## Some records
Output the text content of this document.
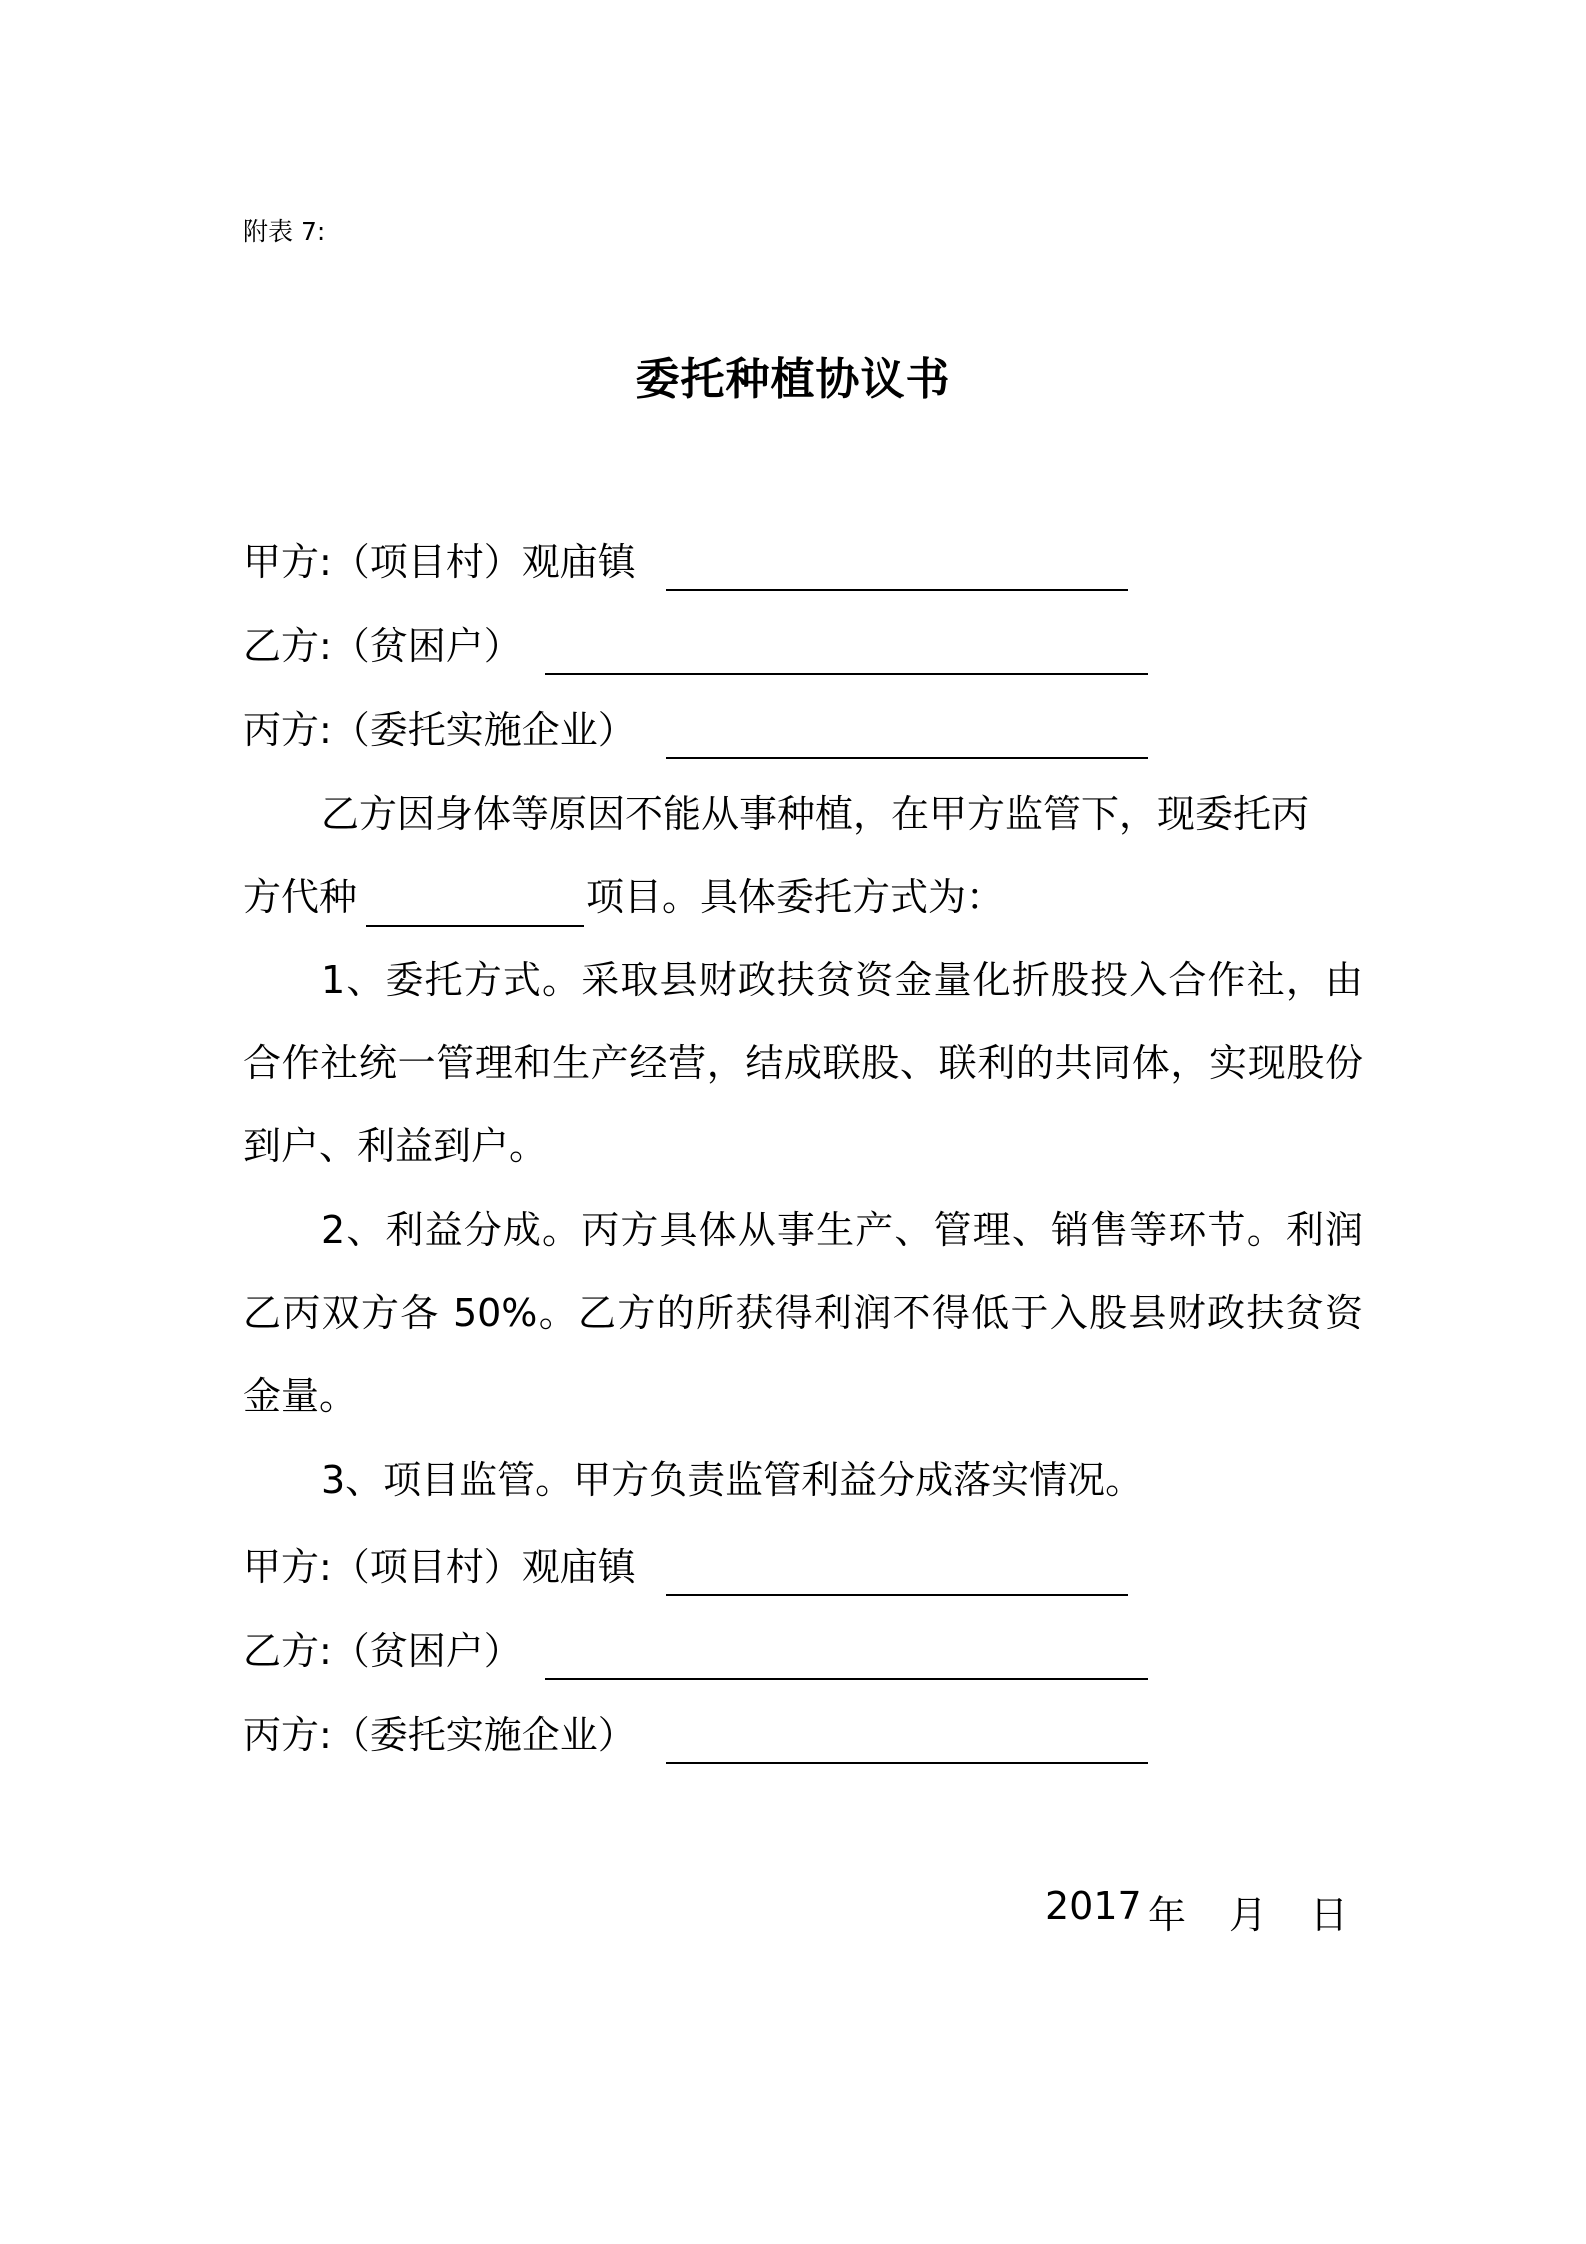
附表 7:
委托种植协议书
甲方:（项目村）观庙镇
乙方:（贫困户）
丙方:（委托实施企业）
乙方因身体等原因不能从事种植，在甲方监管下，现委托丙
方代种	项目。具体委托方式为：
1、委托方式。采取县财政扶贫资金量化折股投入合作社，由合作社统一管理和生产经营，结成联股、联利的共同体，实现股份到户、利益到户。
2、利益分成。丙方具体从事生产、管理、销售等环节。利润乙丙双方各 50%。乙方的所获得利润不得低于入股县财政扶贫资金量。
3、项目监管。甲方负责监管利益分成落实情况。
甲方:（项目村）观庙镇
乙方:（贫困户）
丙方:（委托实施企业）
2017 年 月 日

* * *

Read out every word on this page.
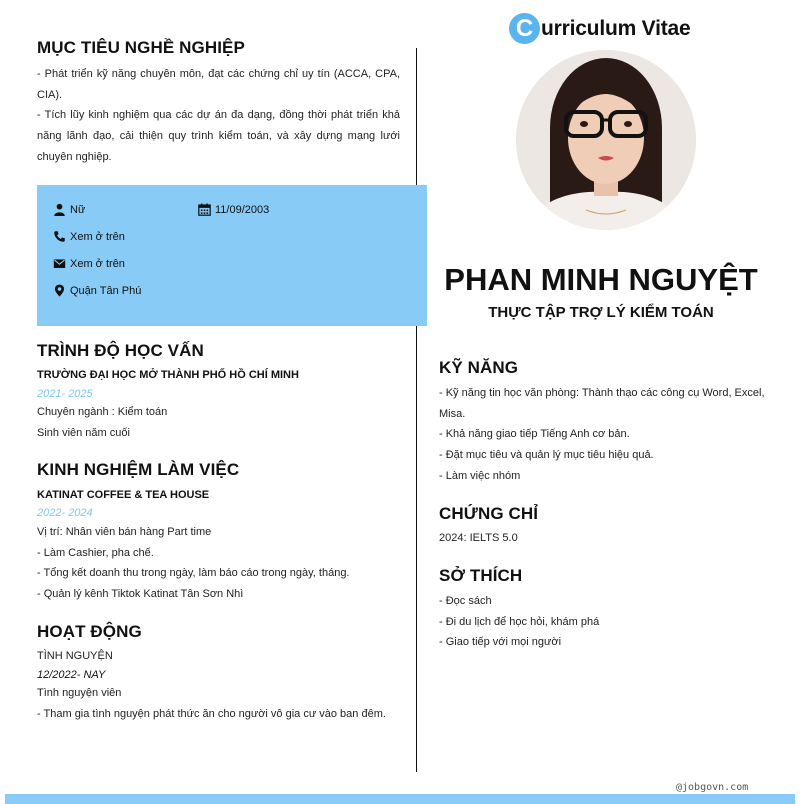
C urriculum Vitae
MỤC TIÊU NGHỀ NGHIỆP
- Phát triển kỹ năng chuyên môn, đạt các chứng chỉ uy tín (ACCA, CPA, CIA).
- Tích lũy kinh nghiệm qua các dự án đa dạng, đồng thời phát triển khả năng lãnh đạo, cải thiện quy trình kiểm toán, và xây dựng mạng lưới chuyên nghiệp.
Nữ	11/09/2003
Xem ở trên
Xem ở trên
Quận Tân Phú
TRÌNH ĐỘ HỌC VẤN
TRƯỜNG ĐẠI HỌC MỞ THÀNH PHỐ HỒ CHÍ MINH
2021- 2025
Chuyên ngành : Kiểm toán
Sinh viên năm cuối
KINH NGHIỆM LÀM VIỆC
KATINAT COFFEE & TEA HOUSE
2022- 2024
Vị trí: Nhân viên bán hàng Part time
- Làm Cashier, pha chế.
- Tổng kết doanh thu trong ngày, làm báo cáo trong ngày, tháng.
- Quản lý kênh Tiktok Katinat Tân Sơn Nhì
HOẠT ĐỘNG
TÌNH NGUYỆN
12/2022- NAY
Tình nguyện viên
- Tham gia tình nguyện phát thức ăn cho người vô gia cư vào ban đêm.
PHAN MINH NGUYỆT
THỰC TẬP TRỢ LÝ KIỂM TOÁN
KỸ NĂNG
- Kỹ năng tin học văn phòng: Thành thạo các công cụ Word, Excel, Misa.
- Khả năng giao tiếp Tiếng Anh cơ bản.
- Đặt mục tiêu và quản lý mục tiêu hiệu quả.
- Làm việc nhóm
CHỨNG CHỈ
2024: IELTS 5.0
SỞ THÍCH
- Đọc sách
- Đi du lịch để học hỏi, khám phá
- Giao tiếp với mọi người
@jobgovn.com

## The exercise
Find the string "MINH" in the records, then copy each line where it occurs.

## Task response
TRƯỜNG ĐẠI HỌC MỞ THÀNH PHỐ HỒ CHÍ MINH
PHAN MINH NGUYỆT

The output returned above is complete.